Sake is also known as rice wine, it is rather made in a similar way to beer, using ‘rice’ instead of ‘barley’.
Here’s how its made:
Rice used for sake is different from the one we normally eat. Sake Rice (Sakamai), also known as Shuzotekimai is larger than rice grains that we normally eat. Sake rice contains less fat and protein and has greater absorbency, thus suitable for sake making. Having said that, the rice we normally eat is often mixed, in small proportion, with the sake rice in sake making process. For most Ginjo and Dai-ginjo sakes, only sake rice is used.
Water is also impeccable to sake making. Water accounts for as much as 80% of the sake ingredients, so sake breweries are very fussy about the quality of water to produce their ideal sake flavours and aromas. It’s sometimes the case that Sake breweries are located near the rivers or headsprings from which they use water for making their Sake.

> DATASET CONTENT:
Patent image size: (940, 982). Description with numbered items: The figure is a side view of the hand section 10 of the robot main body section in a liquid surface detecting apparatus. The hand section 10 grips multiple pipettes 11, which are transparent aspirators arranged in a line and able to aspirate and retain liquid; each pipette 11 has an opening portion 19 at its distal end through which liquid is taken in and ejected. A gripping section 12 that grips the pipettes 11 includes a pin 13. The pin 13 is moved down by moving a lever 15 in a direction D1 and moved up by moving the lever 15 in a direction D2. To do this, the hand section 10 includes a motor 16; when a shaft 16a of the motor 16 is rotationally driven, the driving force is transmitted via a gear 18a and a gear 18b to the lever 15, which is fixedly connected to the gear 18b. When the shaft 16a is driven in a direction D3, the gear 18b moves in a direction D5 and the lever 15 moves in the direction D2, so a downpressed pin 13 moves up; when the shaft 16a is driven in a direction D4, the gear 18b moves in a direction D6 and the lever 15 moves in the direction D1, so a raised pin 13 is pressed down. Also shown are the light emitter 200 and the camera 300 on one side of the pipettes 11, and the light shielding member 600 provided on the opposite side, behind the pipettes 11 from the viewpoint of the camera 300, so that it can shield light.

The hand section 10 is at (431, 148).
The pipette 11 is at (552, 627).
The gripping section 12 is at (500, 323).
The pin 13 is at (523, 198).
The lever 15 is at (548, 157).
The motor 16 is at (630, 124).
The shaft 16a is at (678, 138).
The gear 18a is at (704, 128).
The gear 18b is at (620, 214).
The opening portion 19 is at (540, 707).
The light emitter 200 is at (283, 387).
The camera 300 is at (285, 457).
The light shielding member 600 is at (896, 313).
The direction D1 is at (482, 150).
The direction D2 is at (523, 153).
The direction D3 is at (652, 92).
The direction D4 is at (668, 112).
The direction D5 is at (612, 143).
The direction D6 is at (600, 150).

> WHAT YOU NEED TO DO:
1) Write out the sake-making passage word for word, starting with "Here’s how its" and going on through "making their Sake.".
2) According to the sake-making passage, what share of sake's ingredients is water?
3) Resume the sake-making passage, picking up after its final sentence.
The entries play no part in the work here.

> TASK-BY-TASK OUTPUTS:
1)
Here’s how its made:
Rice used for sake is different from the one we normally eat. Sake Rice (Sakamai), also known as Shuzotekimai is larger than rice grains that we normally eat. Sake rice contains less fat and protein and has greater absorbency, thus suitable for sake making. Having said that, the rice we normally eat is often mixed, in small proportion, with the sake rice in sake making process. For most Ginjo and Dai-ginjo sakes, only sake rice is used.
Water is also impeccable to sake making. Water accounts for as much as 80% of the sake ingredients, so sake breweries are very fussy about the quality of water to produce their ideal sake flavours and aromas. It’s sometimes the case that Sake breweries are located near the rivers or headsprings from which they use water for making their Sake.

2) As much as 80%.

3)
Koji is a type of mold, playing an important role in the fermentation process. It converts starch into glucose. A type of mold as Koji is, it is no harm to human body just like yeasts. Koji is also used for making soy sauce, miso, mirin, vinegar and other Japanese alcoholic beverages such as Shochu and Awamori.
Yeasts (Kobo) are used in the fermentation process, converting glucose (sugar) into alcohol. Yeasts play a crucial role in determining the aromas of Japanese sake. This is why the type of yeast used is often listed on the label of a Sake bottle. Most types of yeasts are stored and provided from Brewing Society of Japan.
Lactic acid is also added, determining the acidity of Sake.